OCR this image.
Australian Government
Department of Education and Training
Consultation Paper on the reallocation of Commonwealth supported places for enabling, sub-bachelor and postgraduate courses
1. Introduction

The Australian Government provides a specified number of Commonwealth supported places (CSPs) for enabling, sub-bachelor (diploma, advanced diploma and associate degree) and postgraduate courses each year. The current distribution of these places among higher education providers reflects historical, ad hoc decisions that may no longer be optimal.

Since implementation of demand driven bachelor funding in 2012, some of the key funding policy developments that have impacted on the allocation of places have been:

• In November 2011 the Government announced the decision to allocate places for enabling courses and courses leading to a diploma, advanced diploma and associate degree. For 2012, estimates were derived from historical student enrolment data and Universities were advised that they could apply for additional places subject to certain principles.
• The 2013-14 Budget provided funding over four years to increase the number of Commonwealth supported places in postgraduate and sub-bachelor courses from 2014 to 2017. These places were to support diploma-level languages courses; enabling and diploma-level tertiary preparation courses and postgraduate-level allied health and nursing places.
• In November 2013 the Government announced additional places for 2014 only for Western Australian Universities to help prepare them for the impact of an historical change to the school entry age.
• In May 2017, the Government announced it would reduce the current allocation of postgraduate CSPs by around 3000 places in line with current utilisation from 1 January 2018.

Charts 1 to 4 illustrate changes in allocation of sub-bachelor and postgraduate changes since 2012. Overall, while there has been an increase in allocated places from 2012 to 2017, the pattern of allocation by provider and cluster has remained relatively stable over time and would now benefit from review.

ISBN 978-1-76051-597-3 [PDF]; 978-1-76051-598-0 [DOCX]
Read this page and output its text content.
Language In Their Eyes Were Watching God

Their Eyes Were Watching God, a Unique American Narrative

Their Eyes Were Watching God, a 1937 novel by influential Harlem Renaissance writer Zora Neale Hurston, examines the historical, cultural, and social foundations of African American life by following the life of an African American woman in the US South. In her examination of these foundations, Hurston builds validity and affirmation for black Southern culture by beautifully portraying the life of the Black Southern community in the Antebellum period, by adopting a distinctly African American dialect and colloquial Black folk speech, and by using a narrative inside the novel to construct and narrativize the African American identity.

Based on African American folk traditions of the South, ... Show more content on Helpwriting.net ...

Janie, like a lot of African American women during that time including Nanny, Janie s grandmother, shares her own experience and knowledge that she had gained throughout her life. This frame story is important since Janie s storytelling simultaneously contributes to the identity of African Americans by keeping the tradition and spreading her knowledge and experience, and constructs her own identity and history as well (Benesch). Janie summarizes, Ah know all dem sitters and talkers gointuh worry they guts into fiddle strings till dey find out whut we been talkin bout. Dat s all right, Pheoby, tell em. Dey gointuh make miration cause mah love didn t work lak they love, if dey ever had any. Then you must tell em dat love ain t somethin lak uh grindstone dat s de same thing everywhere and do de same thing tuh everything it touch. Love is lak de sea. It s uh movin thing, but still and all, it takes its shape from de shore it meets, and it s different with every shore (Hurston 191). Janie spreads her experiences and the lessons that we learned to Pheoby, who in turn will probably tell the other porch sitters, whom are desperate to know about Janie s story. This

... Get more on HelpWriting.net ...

* **TASK INSTRUCTIONS**
Extract every line from the records above that contains the word "more".

* **RESULT OF THIS EXERCISE**
Based on African American folk traditions of the South, ... Show more content on Helpwriting.net ...
... Get more on HelpWriting.net ...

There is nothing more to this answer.